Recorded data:
.....
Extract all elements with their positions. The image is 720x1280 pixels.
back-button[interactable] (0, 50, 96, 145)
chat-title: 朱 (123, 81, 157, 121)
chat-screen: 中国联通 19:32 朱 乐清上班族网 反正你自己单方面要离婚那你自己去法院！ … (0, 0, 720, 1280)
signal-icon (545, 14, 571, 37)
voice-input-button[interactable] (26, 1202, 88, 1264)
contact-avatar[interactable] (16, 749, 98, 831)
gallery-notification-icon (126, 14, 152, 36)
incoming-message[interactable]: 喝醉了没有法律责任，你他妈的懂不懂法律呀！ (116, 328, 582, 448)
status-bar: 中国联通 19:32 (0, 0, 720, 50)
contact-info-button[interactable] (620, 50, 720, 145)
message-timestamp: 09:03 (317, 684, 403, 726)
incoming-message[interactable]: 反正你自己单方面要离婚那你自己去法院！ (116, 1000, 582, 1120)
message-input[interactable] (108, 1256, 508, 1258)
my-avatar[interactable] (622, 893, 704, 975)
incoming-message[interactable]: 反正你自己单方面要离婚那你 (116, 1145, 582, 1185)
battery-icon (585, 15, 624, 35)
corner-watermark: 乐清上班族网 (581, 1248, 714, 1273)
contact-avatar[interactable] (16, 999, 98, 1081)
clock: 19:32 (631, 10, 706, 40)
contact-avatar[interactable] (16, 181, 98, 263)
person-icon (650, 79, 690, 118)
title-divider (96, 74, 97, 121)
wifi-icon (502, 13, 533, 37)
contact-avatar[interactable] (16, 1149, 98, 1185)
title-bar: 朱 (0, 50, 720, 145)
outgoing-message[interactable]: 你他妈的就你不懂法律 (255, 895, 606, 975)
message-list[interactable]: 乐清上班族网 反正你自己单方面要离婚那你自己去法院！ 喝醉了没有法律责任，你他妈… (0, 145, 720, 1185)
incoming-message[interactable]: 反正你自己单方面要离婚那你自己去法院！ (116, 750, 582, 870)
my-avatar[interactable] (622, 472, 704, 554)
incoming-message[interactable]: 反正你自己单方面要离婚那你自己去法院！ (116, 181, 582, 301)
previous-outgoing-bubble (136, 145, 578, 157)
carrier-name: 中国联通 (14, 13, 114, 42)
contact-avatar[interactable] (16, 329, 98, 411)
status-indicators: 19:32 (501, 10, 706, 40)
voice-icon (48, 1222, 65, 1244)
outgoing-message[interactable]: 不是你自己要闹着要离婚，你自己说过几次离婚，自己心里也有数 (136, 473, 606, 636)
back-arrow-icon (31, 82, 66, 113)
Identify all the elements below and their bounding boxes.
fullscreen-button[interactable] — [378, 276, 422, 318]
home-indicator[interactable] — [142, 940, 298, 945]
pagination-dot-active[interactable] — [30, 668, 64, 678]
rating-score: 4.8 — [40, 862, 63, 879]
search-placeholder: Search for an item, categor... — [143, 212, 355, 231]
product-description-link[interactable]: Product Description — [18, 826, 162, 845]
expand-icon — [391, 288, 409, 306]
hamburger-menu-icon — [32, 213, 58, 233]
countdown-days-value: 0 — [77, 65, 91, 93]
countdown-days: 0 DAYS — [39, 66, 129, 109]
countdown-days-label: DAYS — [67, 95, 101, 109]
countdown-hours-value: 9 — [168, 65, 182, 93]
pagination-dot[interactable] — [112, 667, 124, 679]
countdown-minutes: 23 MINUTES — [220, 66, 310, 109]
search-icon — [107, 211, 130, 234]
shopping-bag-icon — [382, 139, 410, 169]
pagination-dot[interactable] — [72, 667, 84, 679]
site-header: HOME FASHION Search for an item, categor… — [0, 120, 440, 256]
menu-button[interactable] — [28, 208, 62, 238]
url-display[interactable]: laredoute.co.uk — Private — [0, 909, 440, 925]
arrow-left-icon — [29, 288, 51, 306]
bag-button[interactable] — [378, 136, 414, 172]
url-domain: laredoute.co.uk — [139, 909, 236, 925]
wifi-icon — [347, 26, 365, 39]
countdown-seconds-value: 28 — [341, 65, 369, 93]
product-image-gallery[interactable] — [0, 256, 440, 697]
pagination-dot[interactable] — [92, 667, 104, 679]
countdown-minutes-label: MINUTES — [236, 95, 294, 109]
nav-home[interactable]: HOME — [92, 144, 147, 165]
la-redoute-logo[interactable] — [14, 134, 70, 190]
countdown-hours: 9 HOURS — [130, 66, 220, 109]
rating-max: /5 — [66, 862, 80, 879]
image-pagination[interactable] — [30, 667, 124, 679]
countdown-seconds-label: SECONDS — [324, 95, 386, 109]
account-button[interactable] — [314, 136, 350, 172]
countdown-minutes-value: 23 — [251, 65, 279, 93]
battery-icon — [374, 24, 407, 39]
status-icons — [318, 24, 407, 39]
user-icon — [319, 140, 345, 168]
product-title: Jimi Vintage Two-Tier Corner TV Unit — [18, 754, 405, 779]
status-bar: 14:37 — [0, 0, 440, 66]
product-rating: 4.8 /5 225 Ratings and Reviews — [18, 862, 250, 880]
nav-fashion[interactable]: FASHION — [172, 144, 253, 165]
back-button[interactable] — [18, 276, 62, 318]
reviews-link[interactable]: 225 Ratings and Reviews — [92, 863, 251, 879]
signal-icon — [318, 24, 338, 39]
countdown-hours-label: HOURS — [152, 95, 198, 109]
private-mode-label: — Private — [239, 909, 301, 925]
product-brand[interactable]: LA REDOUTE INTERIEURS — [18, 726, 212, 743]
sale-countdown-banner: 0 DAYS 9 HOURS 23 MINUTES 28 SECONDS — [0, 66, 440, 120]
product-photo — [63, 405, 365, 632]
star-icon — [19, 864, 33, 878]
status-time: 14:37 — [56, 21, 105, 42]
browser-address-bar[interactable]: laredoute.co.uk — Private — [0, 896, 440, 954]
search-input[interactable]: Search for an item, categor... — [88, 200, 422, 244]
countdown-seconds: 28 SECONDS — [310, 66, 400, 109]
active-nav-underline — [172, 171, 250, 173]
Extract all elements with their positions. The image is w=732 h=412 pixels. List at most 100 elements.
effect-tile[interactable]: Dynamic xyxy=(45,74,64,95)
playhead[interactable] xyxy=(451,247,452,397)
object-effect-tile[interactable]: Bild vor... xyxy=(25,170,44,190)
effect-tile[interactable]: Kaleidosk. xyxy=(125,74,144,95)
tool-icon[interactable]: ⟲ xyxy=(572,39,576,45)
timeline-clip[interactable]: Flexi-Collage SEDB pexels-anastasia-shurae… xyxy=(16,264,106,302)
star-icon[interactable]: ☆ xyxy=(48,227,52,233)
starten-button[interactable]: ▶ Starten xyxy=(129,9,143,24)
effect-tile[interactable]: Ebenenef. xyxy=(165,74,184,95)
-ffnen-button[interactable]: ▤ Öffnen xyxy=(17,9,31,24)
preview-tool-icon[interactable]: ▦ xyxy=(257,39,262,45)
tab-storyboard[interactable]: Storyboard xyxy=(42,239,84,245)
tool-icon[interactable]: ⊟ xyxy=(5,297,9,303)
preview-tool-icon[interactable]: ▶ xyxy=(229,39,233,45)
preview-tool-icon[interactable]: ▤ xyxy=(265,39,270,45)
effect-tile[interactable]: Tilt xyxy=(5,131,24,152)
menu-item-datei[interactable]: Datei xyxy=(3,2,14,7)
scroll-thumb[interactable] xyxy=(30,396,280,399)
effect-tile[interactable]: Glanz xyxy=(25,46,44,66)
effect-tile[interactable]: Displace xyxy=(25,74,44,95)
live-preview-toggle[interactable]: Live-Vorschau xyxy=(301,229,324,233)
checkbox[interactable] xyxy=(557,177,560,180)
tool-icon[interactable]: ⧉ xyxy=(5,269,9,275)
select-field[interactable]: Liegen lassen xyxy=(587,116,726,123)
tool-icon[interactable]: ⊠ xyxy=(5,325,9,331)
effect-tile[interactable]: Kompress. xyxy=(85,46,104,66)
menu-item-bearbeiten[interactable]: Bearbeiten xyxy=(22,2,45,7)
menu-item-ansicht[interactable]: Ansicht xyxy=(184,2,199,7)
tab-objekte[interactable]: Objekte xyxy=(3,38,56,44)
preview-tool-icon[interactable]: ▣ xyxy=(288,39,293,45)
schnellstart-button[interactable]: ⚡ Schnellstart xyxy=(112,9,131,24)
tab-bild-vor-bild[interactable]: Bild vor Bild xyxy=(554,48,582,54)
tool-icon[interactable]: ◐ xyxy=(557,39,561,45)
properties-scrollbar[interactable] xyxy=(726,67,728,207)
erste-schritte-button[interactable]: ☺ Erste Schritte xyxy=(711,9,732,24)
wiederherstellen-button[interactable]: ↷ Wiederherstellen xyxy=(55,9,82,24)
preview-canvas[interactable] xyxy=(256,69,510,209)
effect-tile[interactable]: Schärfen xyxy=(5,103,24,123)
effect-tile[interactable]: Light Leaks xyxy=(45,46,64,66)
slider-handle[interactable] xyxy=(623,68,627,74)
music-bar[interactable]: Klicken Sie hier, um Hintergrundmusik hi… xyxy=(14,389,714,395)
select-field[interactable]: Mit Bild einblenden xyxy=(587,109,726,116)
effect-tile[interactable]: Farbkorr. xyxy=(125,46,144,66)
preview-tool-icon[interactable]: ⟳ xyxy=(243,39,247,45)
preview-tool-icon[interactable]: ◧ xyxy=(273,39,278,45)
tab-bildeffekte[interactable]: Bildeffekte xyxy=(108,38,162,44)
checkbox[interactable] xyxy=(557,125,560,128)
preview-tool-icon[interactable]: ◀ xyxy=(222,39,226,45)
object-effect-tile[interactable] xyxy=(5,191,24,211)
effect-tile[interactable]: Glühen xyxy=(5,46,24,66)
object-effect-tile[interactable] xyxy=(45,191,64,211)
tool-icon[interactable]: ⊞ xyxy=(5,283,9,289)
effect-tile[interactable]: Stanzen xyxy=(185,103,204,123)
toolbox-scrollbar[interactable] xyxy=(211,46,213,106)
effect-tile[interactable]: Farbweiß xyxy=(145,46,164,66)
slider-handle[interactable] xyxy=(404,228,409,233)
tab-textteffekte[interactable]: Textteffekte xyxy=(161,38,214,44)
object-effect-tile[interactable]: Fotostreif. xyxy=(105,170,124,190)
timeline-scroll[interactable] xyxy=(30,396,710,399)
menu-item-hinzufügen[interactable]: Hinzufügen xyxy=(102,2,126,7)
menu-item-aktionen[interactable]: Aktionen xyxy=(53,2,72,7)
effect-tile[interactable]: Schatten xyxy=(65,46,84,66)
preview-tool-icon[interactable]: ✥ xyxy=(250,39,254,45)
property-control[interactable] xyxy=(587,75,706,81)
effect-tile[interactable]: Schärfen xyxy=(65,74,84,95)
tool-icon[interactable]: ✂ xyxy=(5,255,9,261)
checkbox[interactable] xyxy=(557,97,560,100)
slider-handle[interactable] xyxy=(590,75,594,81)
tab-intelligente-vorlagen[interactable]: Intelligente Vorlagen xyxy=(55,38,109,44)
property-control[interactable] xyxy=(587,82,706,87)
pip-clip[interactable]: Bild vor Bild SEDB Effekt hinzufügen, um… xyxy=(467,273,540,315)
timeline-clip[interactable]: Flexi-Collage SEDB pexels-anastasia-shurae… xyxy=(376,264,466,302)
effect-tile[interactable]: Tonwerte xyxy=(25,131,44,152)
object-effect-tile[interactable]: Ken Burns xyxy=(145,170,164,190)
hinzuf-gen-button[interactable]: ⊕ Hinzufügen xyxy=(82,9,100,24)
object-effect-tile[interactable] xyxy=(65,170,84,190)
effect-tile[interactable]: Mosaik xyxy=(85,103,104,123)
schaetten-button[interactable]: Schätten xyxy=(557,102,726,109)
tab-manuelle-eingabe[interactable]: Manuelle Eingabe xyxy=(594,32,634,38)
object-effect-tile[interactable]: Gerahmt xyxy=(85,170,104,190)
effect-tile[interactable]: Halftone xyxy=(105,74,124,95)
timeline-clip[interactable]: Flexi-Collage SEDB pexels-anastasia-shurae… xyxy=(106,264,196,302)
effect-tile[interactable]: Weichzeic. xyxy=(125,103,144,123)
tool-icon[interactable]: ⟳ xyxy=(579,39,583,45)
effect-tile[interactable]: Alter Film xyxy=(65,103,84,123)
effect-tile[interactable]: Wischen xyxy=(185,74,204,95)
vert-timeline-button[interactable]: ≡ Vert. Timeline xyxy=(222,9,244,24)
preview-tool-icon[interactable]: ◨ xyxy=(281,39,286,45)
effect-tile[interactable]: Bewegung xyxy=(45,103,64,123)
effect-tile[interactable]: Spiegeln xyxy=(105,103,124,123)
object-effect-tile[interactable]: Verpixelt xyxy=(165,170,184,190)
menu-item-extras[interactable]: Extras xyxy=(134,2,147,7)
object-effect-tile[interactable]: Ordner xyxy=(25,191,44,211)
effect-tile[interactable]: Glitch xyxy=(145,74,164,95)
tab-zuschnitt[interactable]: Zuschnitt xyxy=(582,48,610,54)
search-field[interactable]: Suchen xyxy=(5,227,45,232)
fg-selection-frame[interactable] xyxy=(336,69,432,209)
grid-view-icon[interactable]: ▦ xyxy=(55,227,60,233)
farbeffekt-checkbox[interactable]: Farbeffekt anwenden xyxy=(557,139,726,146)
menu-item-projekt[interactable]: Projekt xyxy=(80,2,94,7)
.....
> **Written exercise**
Reproduce everything from the very start of the entries down to the line containing "battery-icon (585, 15, 624, 35)", including that line, with no changes.

> **The completed task**
Extract all elements with their positions. The image is 720x1280 pixels.
back-button[interactable] (0, 50, 96, 145)
chat-title: 朱 (123, 81, 157, 121)
chat-screen: 中国联通 19:32 朱 乐清上班族网 反正你自己单方面要离婚那你自己去法院！ … (0, 0, 720, 1280)
signal-icon (545, 14, 571, 37)
voice-input-button[interactable] (26, 1202, 88, 1264)
contact-avatar[interactable] (16, 749, 98, 831)
gallery-notification-icon (126, 14, 152, 36)
incoming-message[interactable]: 喝醉了没有法律责任，你他妈的懂不懂法律呀！ (116, 328, 582, 448)
status-bar: 中国联通 19:32 (0, 0, 720, 50)
contact-info-button[interactable] (620, 50, 720, 145)
message-timestamp: 09:03 (317, 684, 403, 726)
incoming-message[interactable]: 反正你自己单方面要离婚那你自己去法院！ (116, 1000, 582, 1120)
message-input[interactable] (108, 1256, 508, 1258)
my-avatar[interactable] (622, 893, 704, 975)
incoming-message[interactable]: 反正你自己单方面要离婚那你 (116, 1145, 582, 1185)
battery-icon (585, 15, 624, 35)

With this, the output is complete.